:: ACTION ITEM ::
Return the lines below in which the string "samples" occurs.

DATA FOR REVIEW START

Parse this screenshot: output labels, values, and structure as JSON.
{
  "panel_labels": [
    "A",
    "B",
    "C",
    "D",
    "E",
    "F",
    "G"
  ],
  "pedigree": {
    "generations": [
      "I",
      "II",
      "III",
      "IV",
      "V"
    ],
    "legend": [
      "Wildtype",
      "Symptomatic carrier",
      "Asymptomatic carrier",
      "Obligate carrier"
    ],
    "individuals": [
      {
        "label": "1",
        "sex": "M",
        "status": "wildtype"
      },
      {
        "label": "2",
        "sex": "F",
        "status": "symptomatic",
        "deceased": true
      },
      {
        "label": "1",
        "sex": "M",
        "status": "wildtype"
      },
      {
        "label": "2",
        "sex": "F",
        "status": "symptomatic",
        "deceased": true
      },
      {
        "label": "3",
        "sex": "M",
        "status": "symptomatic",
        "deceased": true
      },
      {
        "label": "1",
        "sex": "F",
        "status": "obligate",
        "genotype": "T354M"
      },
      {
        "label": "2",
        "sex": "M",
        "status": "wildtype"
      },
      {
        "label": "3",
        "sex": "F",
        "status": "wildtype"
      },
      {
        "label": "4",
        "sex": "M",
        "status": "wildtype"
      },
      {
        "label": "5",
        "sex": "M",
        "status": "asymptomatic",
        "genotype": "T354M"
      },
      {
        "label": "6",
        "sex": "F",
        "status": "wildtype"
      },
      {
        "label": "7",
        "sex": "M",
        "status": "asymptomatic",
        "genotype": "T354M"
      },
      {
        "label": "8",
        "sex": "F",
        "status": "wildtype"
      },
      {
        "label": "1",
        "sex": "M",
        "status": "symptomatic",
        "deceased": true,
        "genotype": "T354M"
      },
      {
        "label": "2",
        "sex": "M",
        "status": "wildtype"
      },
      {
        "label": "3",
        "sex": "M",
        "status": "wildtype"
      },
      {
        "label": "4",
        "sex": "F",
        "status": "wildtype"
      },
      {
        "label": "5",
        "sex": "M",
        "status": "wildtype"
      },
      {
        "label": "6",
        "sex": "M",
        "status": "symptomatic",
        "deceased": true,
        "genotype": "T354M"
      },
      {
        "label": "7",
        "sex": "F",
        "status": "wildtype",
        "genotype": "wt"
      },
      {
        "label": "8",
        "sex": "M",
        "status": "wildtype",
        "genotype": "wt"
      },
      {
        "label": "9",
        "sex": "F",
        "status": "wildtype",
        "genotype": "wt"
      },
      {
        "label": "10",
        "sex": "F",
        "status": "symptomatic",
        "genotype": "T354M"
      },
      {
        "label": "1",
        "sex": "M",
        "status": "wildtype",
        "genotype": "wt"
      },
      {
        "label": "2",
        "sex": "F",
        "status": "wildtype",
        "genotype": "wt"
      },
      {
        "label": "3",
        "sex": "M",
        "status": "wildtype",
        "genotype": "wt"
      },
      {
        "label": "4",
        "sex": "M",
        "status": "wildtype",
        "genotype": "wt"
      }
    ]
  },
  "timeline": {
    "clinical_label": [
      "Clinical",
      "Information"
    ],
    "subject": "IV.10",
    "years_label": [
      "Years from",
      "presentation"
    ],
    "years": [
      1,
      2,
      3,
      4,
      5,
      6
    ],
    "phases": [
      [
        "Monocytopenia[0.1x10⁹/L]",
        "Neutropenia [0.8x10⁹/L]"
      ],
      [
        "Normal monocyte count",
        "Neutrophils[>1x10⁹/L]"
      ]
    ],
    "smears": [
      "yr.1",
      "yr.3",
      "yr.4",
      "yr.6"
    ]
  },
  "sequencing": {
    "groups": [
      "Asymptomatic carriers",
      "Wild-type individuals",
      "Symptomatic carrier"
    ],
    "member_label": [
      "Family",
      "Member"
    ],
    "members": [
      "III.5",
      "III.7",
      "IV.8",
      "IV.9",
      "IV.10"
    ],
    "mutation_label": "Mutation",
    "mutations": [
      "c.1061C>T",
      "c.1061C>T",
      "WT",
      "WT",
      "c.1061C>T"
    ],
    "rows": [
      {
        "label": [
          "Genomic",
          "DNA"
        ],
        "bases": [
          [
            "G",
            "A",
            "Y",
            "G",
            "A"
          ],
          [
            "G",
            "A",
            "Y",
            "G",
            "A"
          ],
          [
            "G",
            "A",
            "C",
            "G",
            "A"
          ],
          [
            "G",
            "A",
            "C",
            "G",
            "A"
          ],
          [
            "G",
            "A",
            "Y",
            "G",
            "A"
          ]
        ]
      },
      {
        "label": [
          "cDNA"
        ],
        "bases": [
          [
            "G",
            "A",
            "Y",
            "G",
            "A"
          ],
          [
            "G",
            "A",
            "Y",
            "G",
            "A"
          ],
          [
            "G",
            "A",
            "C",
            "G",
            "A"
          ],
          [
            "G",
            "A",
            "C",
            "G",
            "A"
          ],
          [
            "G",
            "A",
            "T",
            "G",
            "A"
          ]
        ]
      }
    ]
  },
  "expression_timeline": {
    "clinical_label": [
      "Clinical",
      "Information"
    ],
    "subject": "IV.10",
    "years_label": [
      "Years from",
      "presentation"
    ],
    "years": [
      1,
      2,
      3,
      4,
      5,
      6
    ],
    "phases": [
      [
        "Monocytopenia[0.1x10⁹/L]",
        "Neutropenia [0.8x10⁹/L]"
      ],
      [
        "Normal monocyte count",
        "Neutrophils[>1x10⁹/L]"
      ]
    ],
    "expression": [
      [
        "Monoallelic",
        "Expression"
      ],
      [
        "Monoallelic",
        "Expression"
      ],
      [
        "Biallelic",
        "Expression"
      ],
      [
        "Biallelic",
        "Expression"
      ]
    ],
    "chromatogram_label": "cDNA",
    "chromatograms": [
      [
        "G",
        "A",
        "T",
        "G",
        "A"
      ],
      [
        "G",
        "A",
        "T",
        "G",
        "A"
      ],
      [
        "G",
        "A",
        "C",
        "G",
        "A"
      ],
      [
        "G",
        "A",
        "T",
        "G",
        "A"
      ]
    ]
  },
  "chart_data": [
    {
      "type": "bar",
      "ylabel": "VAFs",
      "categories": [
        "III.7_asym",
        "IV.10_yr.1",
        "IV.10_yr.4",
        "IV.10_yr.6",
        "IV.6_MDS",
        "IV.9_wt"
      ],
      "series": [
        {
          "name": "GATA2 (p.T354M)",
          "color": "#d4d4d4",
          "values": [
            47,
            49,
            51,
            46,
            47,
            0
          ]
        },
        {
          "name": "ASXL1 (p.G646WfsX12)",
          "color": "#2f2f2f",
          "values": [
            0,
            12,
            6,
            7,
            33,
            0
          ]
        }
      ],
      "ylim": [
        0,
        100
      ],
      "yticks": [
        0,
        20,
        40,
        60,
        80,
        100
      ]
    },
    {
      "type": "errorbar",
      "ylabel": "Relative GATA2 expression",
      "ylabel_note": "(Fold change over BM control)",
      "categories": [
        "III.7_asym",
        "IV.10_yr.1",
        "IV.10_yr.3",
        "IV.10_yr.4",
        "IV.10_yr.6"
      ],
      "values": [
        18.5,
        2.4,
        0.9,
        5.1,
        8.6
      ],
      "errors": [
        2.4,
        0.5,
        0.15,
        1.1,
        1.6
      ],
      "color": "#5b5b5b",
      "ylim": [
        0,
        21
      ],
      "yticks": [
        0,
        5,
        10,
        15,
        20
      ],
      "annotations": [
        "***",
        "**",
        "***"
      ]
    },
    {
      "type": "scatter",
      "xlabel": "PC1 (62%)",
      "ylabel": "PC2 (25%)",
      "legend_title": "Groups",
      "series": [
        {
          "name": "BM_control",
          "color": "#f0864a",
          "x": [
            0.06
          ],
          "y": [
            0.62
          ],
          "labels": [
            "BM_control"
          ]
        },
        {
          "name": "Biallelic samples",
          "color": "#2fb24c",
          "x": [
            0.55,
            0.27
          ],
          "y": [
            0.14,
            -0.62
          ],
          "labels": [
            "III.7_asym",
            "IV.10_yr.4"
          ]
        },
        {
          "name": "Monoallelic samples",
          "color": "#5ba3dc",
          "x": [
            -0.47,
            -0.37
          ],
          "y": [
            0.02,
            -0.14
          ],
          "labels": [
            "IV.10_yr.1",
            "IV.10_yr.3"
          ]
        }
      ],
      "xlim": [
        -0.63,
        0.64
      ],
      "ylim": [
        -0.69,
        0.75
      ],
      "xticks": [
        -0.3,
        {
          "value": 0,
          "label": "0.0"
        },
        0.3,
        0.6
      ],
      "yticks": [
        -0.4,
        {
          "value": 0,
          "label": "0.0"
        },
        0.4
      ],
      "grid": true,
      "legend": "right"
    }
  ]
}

DATA FOR REVIEW END

:: FINAL ANSWER ::
          "name": "Biallelic samples",
          "name": "Monoallelic samples",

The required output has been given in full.